INSTRUCTIONS FOR THE TASK. Below are records to repeat exactly. Omit the pictures from the copy.

# Start of GIVEN DATA

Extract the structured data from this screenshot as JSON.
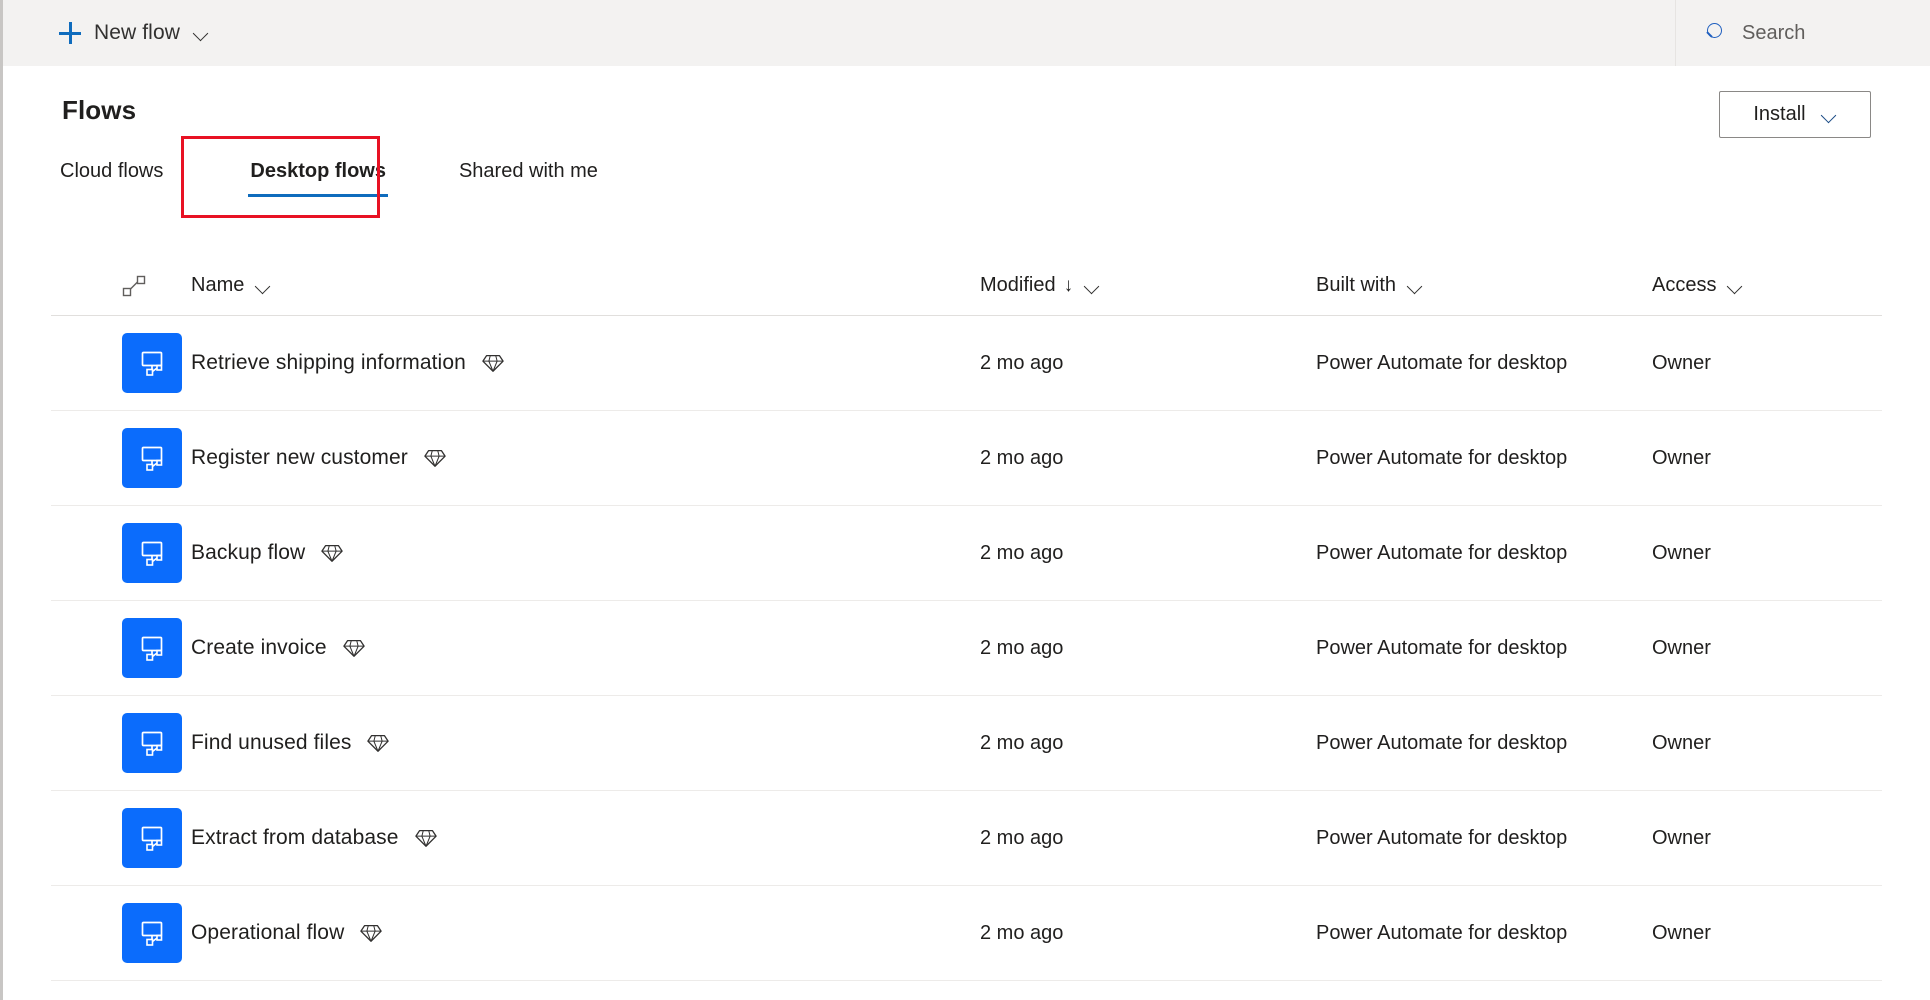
{
  "colors": {
    "accent": "#0f6cbd",
    "tile_blue": "#0b6cfc",
    "highlight_red": "#e81123",
    "command_bar_bg": "#f3f2f1",
    "text": "#201f1e",
    "muted_text": "#605e5c",
    "row_divider": "#edebe9"
  },
  "command_bar": {
    "new_flow_label": "New flow",
    "new_flow_icon": "plus-icon",
    "new_flow_chevron_icon": "chevron-down-icon",
    "search_icon": "search-icon",
    "search_placeholder": "Search",
    "search_value": ""
  },
  "header": {
    "title": "Flows",
    "install_label": "Install",
    "install_chevron_icon": "chevron-down-icon"
  },
  "tabs": [
    {
      "label": "Cloud flows",
      "selected": false
    },
    {
      "label": "Desktop flows",
      "selected": true
    },
    {
      "label": "Shared with me",
      "selected": false
    }
  ],
  "annotation": {
    "type": "red-highlight-rectangle",
    "targets_tab": "Desktop flows"
  },
  "table": {
    "columns": [
      {
        "key": "type",
        "label": "",
        "icon": "flow-connector-icon",
        "sortable": true
      },
      {
        "key": "name",
        "label": "Name",
        "chevron_icon": "chevron-down-icon",
        "sortable": true
      },
      {
        "key": "modified",
        "label": "Modified",
        "sort_arrow": "↓",
        "chevron_icon": "chevron-down-icon",
        "sortable": true
      },
      {
        "key": "built_with",
        "label": "Built with",
        "chevron_icon": "chevron-down-icon",
        "sortable": true
      },
      {
        "key": "access",
        "label": "Access",
        "chevron_icon": "chevron-down-icon",
        "sortable": true
      }
    ],
    "rows": [
      {
        "icon": "desktop-flow-icon",
        "name": "Retrieve shipping information",
        "badge_icon": "premium-diamond-icon",
        "modified": "2 mo ago",
        "built_with": "Power Automate for desktop",
        "access": "Owner"
      },
      {
        "icon": "desktop-flow-icon",
        "name": "Register new customer",
        "badge_icon": "premium-diamond-icon",
        "modified": "2 mo ago",
        "built_with": "Power Automate for desktop",
        "access": "Owner"
      },
      {
        "icon": "desktop-flow-icon",
        "name": "Backup flow",
        "badge_icon": "premium-diamond-icon",
        "modified": "2 mo ago",
        "built_with": "Power Automate for desktop",
        "access": "Owner"
      },
      {
        "icon": "desktop-flow-icon",
        "name": "Create invoice",
        "badge_icon": "premium-diamond-icon",
        "modified": "2 mo ago",
        "built_with": "Power Automate for desktop",
        "access": "Owner"
      },
      {
        "icon": "desktop-flow-icon",
        "name": "Find unused files",
        "badge_icon": "premium-diamond-icon",
        "modified": "2 mo ago",
        "built_with": "Power Automate for desktop",
        "access": "Owner"
      },
      {
        "icon": "desktop-flow-icon",
        "name": "Extract from database",
        "badge_icon": "premium-diamond-icon",
        "modified": "2 mo ago",
        "built_with": "Power Automate for desktop",
        "access": "Owner"
      },
      {
        "icon": "desktop-flow-icon",
        "name": "Operational flow",
        "badge_icon": "premium-diamond-icon",
        "modified": "2 mo ago",
        "built_with": "Power Automate for desktop",
        "access": "Owner"
      }
    ]
  }
}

# End of GIVEN DATA

ANSWER.
Extract the structured data from this screenshot as JSON.
{
  "colors": {
    "accent": "#0f6cbd",
    "tile_blue": "#0b6cfc",
    "highlight_red": "#e81123",
    "command_bar_bg": "#f3f2f1",
    "text": "#201f1e",
    "muted_text": "#605e5c",
    "row_divider": "#edebe9"
  },
  "command_bar": {
    "new_flow_label": "New flow",
    "new_flow_icon": "plus-icon",
    "new_flow_chevron_icon": "chevron-down-icon",
    "search_icon": "search-icon",
    "search_placeholder": "Search",
    "search_value": ""
  },
  "header": {
    "title": "Flows",
    "install_label": "Install",
    "install_chevron_icon": "chevron-down-icon"
  },
  "tabs": [
    {
      "label": "Cloud flows",
      "selected": false
    },
    {
      "label": "Desktop flows",
      "selected": true
    },
    {
      "label": "Shared with me",
      "selected": false
    }
  ],
  "annotation": {
    "type": "red-highlight-rectangle",
    "targets_tab": "Desktop flows"
  },
  "table": {
    "columns": [
      {
        "key": "type",
        "label": "",
        "icon": "flow-connector-icon",
        "sortable": true
      },
      {
        "key": "name",
        "label": "Name",
        "chevron_icon": "chevron-down-icon",
        "sortable": true
      },
      {
        "key": "modified",
        "label": "Modified",
        "sort_arrow": "↓",
        "chevron_icon": "chevron-down-icon",
        "sortable": true
      },
      {
        "key": "built_with",
        "label": "Built with",
        "chevron_icon": "chevron-down-icon",
        "sortable": true
      },
      {
        "key": "access",
        "label": "Access",
        "chevron_icon": "chevron-down-icon",
        "sortable": true
      }
    ],
    "rows": [
      {
        "icon": "desktop-flow-icon",
        "name": "Retrieve shipping information",
        "badge_icon": "premium-diamond-icon",
        "modified": "2 mo ago",
        "built_with": "Power Automate for desktop",
        "access": "Owner"
      },
      {
        "icon": "desktop-flow-icon",
        "name": "Register new customer",
        "badge_icon": "premium-diamond-icon",
        "modified": "2 mo ago",
        "built_with": "Power Automate for desktop",
        "access": "Owner"
      },
      {
        "icon": "desktop-flow-icon",
        "name": "Backup flow",
        "badge_icon": "premium-diamond-icon",
        "modified": "2 mo ago",
        "built_with": "Power Automate for desktop",
        "access": "Owner"
      },
      {
        "icon": "desktop-flow-icon",
        "name": "Create invoice",
        "badge_icon": "premium-diamond-icon",
        "modified": "2 mo ago",
        "built_with": "Power Automate for desktop",
        "access": "Owner"
      },
      {
        "icon": "desktop-flow-icon",
        "name": "Find unused files",
        "badge_icon": "premium-diamond-icon",
        "modified": "2 mo ago",
        "built_with": "Power Automate for desktop",
        "access": "Owner"
      },
      {
        "icon": "desktop-flow-icon",
        "name": "Extract from database",
        "badge_icon": "premium-diamond-icon",
        "modified": "2 mo ago",
        "built_with": "Power Automate for desktop",
        "access": "Owner"
      },
      {
        "icon": "desktop-flow-icon",
        "name": "Operational flow",
        "badge_icon": "premium-diamond-icon",
        "modified": "2 mo ago",
        "built_with": "Power Automate for desktop",
        "access": "Owner"
      }
    ]
  }
}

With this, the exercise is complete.